## STATED PROBLEM
Look through the data below and report how many lines include "alami". Only the number should be given.

[Extracted data entries]

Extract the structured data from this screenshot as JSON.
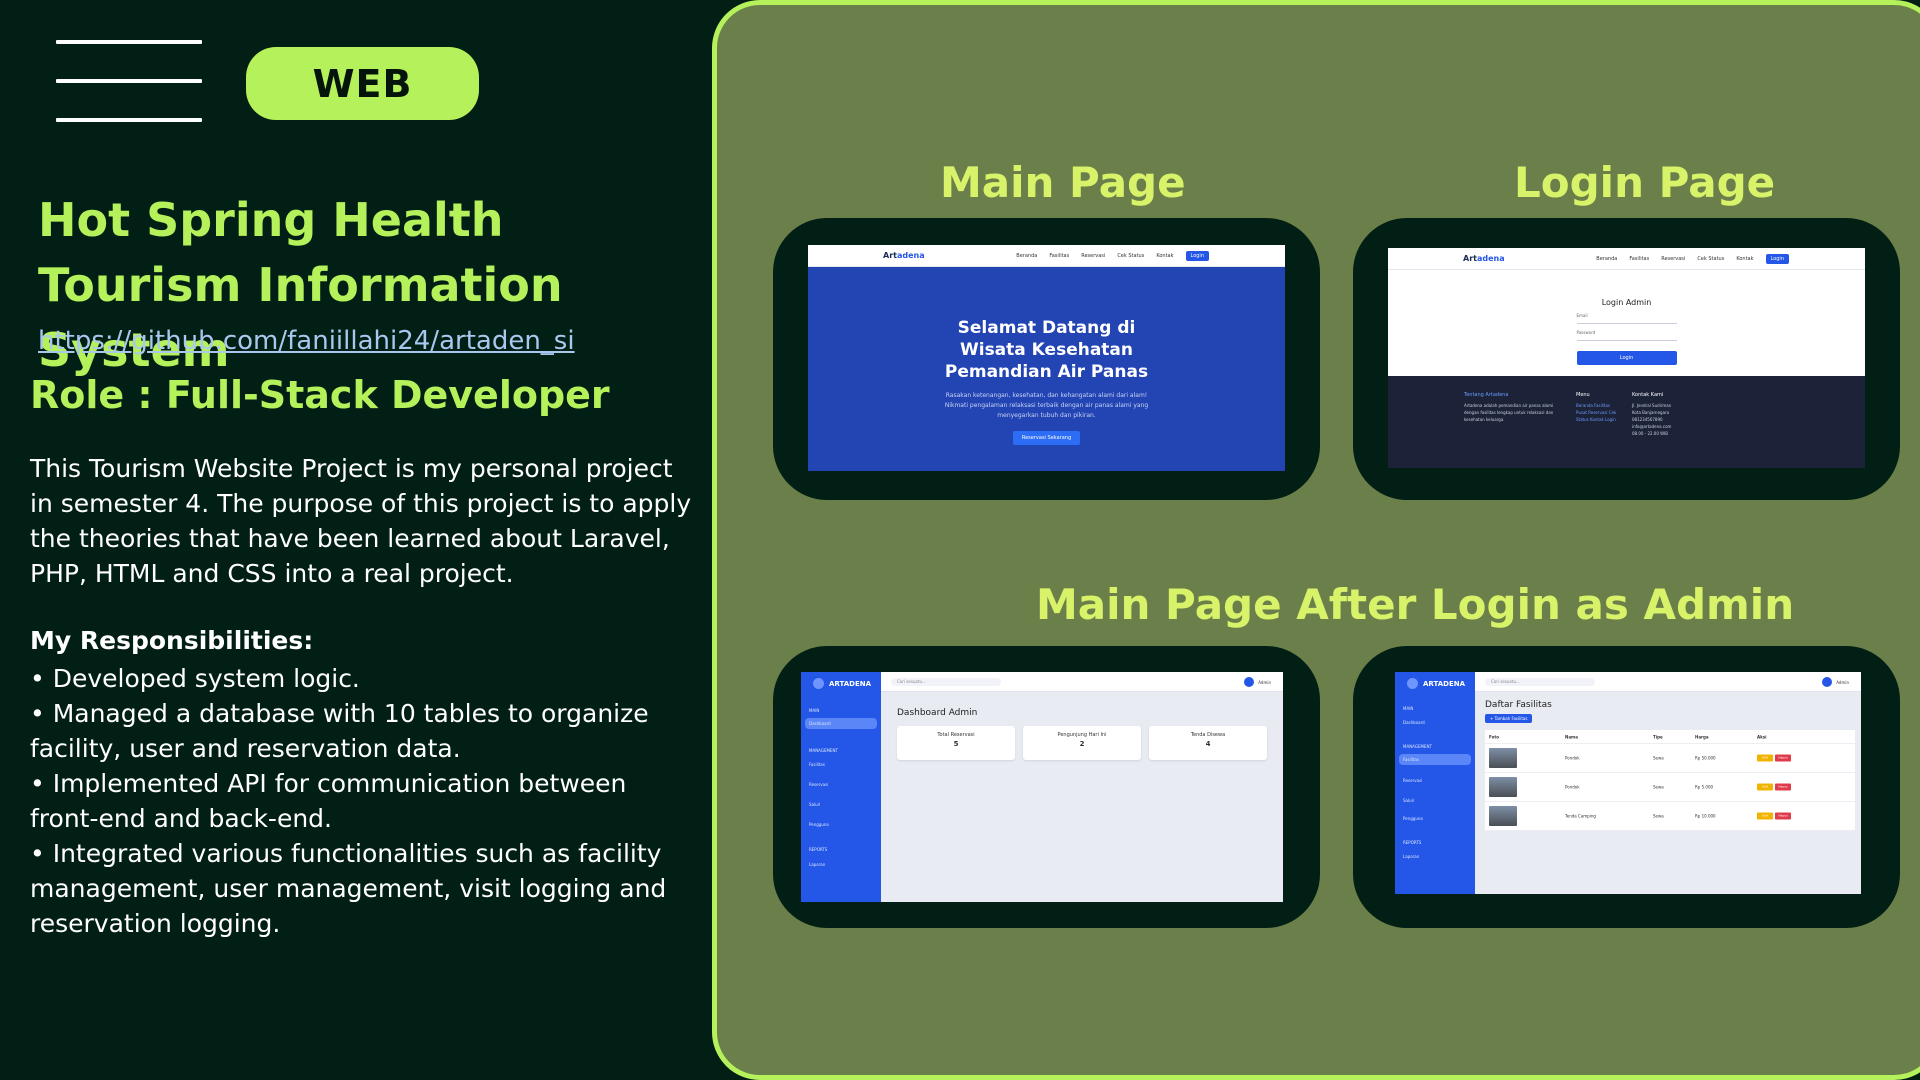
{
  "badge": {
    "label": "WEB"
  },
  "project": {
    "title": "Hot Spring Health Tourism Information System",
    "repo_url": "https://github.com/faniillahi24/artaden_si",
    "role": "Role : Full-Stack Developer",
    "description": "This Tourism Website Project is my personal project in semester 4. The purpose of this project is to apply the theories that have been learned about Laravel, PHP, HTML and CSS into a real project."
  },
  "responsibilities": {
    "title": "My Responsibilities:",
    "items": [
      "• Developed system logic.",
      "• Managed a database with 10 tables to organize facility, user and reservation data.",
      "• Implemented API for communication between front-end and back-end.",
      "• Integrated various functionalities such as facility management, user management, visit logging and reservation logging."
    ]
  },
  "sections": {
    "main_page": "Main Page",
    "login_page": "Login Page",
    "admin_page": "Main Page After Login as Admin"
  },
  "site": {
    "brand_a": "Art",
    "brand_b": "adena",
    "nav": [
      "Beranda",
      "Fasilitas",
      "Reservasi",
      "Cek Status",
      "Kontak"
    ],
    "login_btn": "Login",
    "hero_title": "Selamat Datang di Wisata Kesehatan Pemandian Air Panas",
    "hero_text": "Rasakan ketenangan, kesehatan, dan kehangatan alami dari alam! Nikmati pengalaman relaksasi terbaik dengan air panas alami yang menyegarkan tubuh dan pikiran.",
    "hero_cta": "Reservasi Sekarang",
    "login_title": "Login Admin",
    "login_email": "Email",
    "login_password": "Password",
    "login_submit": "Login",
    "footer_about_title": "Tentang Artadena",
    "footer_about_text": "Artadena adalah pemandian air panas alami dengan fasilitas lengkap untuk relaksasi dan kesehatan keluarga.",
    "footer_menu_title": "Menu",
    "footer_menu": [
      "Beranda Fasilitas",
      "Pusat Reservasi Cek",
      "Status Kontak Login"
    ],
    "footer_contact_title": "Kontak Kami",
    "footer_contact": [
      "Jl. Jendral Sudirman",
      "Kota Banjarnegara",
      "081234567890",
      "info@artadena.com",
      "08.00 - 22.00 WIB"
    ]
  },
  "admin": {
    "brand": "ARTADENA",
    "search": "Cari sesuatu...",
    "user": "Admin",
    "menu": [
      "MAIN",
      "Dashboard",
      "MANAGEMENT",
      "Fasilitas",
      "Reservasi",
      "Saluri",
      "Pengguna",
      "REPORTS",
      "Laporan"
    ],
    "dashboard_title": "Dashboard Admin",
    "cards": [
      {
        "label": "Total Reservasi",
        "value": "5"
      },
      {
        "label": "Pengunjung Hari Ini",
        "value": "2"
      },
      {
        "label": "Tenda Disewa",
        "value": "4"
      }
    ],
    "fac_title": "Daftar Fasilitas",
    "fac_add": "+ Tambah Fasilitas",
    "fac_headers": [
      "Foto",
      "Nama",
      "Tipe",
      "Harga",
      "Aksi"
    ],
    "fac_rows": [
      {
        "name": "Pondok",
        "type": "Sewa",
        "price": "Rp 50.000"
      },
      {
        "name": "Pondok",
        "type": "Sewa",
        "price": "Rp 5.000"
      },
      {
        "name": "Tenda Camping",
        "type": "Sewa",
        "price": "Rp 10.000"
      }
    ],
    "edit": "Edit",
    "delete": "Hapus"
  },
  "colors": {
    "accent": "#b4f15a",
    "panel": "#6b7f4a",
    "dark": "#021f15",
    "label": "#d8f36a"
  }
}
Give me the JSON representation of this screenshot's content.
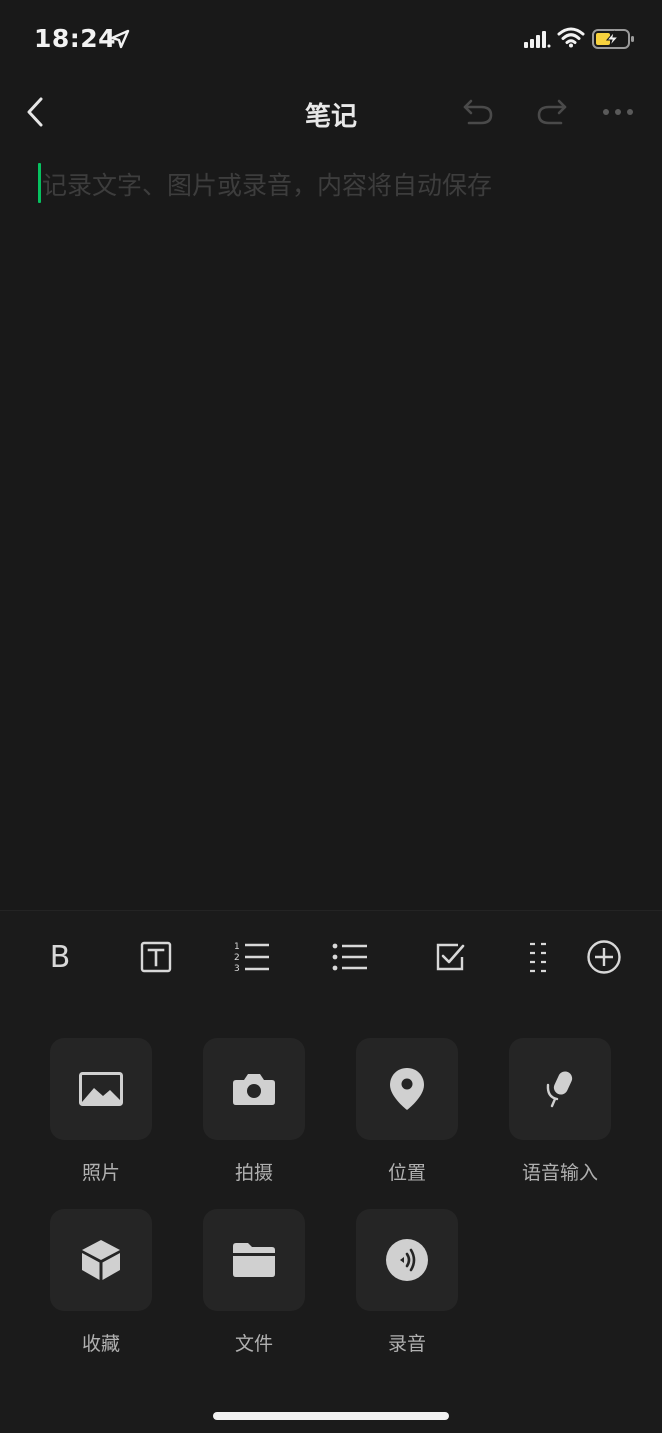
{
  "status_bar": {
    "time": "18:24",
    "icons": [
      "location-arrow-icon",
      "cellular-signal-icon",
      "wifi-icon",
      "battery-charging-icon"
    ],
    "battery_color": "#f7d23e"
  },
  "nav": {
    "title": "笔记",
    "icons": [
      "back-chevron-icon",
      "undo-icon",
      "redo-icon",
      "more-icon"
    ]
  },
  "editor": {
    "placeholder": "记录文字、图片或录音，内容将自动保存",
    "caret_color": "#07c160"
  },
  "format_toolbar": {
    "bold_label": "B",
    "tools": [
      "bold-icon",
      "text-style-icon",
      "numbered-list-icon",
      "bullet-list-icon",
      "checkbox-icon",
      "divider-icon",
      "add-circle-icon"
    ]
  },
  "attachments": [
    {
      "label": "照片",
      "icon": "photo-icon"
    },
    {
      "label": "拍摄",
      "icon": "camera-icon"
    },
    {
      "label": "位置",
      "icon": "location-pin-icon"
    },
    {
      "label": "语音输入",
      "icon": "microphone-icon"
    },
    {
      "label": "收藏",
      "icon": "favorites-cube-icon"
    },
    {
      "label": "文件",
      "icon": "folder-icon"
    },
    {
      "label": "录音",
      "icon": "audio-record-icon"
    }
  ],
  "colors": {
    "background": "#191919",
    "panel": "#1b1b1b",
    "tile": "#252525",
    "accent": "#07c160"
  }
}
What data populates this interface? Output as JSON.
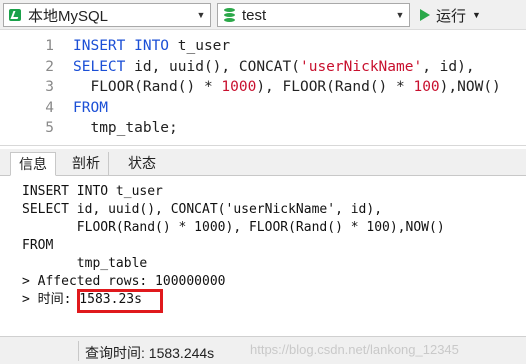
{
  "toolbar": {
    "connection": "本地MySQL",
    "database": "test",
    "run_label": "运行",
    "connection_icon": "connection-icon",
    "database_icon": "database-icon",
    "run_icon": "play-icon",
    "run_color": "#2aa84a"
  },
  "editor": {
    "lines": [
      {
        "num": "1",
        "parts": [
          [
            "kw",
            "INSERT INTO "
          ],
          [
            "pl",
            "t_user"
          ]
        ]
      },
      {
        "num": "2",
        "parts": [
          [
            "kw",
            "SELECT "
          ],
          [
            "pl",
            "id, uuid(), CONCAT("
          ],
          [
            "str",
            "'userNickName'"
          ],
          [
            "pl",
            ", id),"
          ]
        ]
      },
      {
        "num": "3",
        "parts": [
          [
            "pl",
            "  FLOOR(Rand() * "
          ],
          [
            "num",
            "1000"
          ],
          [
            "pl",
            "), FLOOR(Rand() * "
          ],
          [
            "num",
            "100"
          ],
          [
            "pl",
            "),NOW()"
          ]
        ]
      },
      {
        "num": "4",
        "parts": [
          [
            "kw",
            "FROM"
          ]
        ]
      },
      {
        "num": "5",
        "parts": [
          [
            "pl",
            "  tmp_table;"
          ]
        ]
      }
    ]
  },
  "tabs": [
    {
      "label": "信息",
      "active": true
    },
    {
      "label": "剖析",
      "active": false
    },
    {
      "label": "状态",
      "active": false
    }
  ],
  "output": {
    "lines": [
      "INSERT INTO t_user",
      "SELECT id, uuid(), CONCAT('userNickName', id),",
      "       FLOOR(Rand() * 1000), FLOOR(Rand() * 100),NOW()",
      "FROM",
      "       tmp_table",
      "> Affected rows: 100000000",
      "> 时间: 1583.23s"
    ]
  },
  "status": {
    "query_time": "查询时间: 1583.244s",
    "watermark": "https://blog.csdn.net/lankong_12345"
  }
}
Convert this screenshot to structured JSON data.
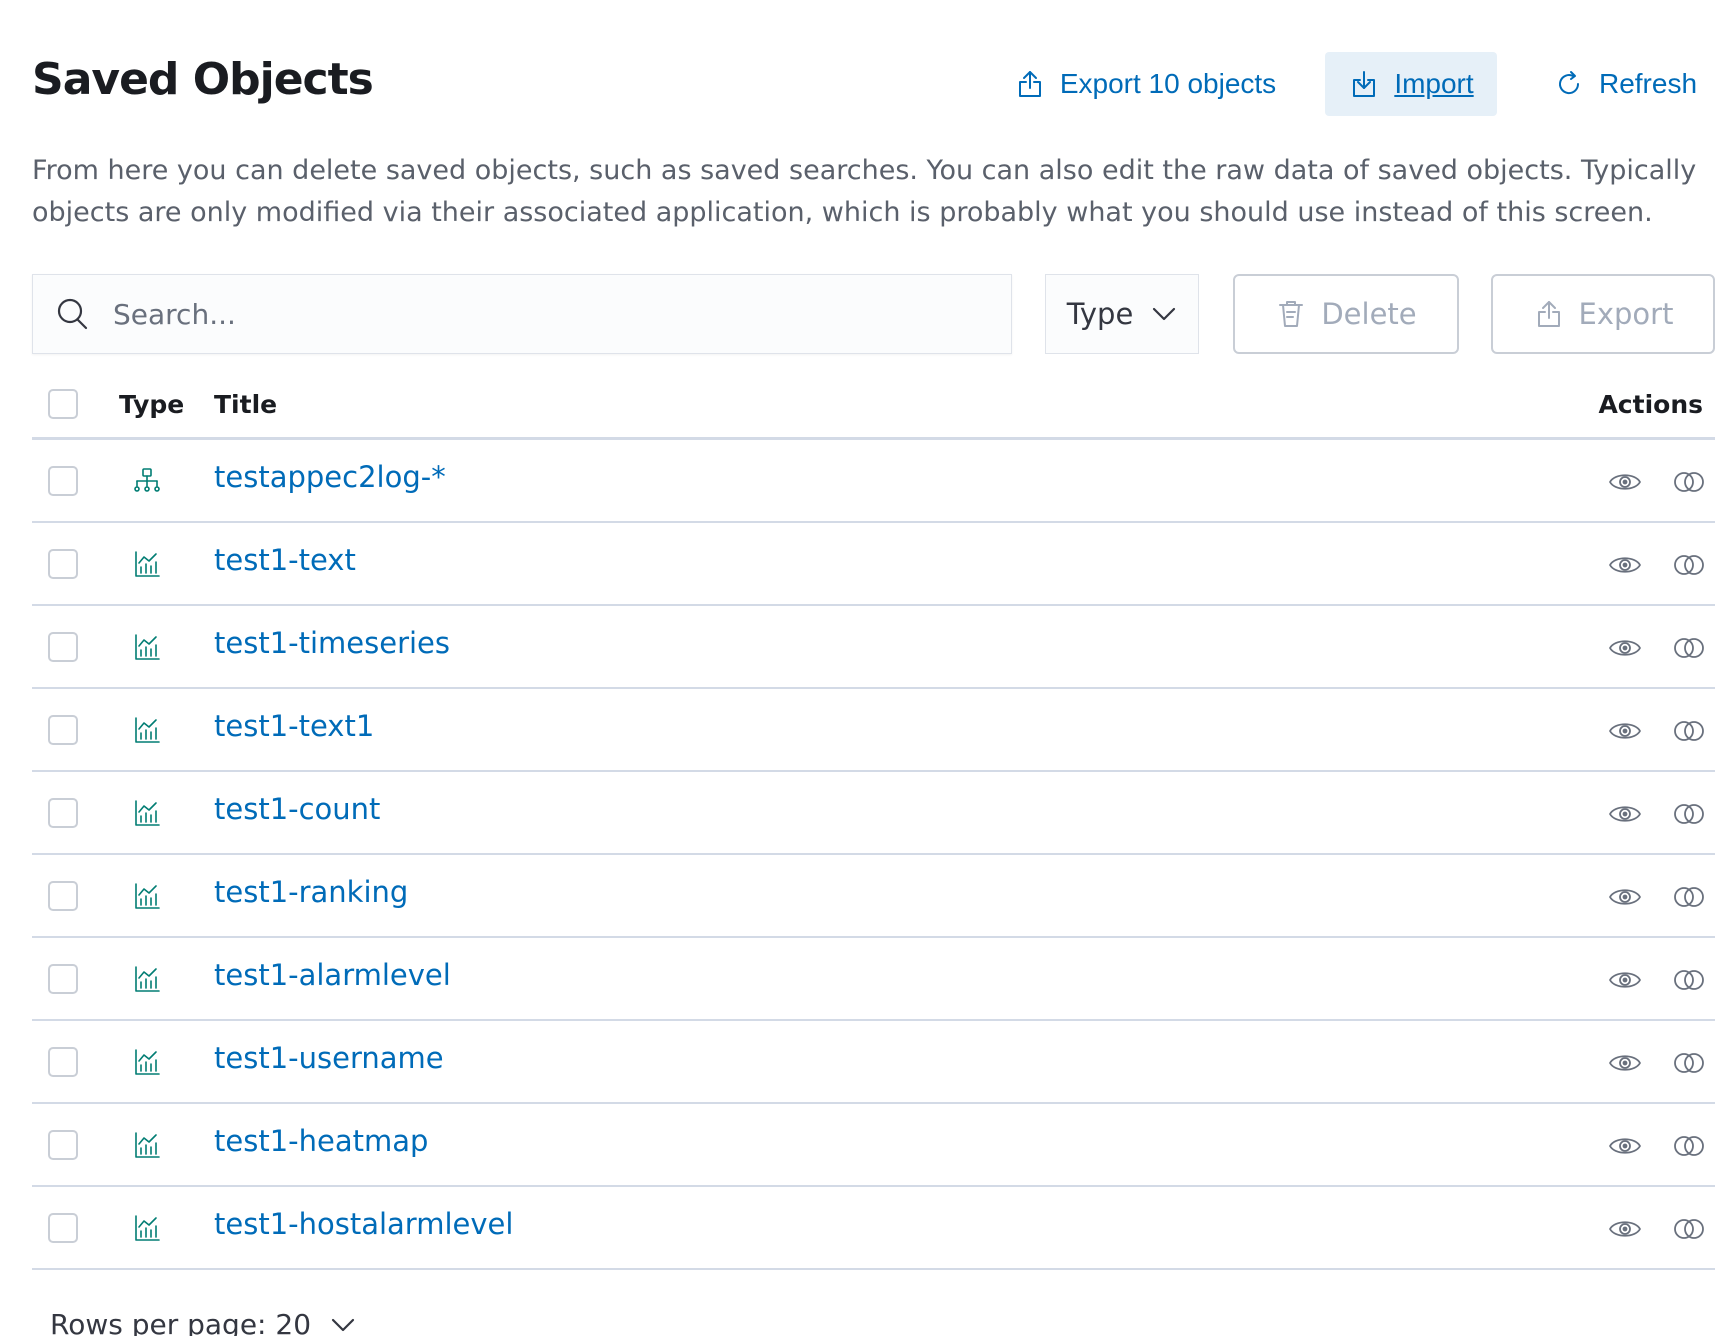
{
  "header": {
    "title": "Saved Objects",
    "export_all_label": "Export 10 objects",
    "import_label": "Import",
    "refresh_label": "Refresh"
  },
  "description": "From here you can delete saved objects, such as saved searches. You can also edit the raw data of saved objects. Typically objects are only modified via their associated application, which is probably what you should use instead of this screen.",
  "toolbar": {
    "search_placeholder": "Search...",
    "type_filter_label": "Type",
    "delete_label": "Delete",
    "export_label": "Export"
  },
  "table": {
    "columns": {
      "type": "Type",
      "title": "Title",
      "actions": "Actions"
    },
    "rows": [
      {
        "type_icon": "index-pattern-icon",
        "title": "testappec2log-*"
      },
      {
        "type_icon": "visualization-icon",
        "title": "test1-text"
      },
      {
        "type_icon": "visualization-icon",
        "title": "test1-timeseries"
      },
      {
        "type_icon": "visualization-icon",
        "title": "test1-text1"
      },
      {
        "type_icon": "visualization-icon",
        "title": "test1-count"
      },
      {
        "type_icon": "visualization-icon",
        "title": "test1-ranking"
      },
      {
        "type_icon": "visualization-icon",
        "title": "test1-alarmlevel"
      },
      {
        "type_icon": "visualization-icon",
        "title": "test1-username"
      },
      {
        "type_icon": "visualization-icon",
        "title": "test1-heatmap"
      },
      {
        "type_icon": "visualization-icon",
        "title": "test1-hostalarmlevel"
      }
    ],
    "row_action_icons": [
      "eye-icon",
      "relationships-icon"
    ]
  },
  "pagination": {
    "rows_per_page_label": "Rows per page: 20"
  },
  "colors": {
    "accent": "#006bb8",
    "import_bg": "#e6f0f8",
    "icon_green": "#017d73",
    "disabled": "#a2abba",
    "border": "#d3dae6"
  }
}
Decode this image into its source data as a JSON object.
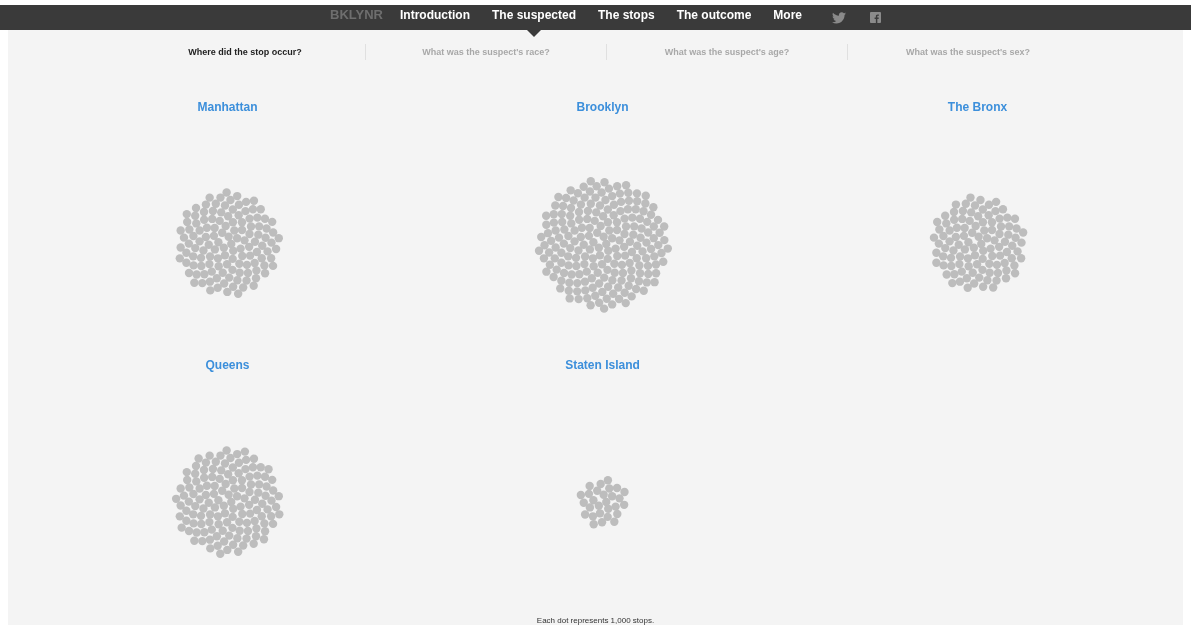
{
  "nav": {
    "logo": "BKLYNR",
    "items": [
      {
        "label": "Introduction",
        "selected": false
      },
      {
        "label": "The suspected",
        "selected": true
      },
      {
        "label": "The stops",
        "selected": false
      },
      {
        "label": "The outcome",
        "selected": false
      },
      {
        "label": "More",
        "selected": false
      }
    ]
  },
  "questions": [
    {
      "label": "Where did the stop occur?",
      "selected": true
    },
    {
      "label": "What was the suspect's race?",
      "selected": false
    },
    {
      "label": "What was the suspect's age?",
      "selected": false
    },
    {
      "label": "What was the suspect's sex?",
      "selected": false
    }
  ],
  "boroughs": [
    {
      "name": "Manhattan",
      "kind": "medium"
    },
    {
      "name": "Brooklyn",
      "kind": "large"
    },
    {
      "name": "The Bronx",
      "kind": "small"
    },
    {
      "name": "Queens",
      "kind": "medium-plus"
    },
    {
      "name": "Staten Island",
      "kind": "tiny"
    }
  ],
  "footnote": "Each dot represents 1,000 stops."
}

## RESULT OF THE EXERCISE
2